#### Supplied data ####

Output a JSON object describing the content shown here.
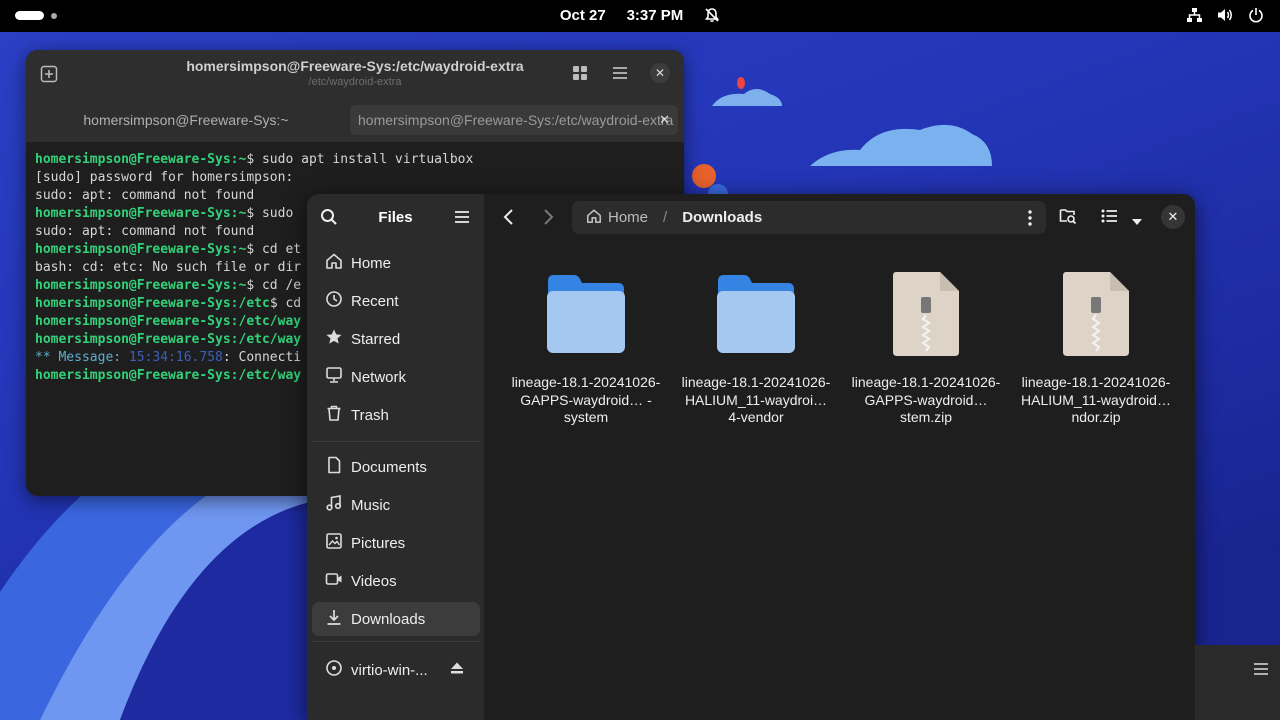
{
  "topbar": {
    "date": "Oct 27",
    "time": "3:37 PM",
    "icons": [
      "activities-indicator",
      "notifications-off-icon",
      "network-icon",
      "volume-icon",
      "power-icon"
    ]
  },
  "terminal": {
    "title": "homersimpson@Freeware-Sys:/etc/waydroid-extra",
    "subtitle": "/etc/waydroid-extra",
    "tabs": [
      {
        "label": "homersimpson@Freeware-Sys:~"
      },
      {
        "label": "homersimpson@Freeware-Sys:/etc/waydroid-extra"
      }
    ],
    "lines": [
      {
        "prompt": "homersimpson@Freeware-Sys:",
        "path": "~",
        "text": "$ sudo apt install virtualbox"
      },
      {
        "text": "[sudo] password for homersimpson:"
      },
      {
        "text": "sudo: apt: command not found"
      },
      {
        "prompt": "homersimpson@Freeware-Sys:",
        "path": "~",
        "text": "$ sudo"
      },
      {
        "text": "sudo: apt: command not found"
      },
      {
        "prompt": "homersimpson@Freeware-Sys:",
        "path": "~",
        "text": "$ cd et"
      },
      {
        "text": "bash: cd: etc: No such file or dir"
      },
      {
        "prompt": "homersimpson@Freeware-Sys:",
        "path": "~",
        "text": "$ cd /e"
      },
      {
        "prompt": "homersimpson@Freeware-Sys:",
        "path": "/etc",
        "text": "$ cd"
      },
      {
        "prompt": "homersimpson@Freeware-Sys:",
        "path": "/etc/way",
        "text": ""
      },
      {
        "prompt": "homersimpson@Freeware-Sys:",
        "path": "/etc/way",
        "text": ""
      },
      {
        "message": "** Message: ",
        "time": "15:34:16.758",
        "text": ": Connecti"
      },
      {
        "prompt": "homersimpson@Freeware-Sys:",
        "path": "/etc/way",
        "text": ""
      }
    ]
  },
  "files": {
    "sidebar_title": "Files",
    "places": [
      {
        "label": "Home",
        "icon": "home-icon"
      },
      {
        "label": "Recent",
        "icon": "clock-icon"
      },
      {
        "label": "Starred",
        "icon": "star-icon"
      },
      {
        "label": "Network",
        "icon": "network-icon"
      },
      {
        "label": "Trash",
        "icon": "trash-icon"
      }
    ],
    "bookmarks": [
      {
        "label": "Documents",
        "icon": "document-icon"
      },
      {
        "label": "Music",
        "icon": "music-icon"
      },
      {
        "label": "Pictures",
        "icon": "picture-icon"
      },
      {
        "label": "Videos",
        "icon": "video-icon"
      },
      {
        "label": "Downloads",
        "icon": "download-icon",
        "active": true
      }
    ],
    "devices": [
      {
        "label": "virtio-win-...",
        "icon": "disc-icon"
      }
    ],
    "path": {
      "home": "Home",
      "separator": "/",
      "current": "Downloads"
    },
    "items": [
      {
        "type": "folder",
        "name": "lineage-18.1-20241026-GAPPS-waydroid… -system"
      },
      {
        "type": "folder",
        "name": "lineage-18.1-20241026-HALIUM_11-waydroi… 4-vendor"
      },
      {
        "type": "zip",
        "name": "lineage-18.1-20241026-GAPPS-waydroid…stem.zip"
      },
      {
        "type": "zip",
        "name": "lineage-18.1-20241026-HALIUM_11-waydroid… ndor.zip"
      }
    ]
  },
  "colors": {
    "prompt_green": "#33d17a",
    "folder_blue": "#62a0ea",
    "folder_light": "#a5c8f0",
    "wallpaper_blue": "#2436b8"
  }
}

####
#### Supplied data ####

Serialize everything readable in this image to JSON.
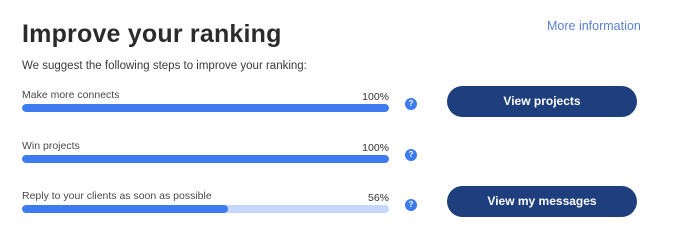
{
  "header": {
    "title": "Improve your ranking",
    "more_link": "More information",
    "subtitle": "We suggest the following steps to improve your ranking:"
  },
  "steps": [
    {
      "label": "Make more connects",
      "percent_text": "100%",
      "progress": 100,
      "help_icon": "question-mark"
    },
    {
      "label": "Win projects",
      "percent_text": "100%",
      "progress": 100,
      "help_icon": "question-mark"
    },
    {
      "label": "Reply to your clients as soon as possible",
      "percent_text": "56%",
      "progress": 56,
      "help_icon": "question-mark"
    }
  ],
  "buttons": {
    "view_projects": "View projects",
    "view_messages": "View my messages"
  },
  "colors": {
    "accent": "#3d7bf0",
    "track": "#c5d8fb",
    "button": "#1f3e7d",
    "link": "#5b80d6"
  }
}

####

Short exercise:
Select the lines that carry the string "GAPPS" and copy them.

Answer in full:
        "name": "lineage-18.1-20241026-GAPPS-waydroid… -system"
        "name": "lineage-18.1-20241026-GAPPS-waydroid…stem.zip"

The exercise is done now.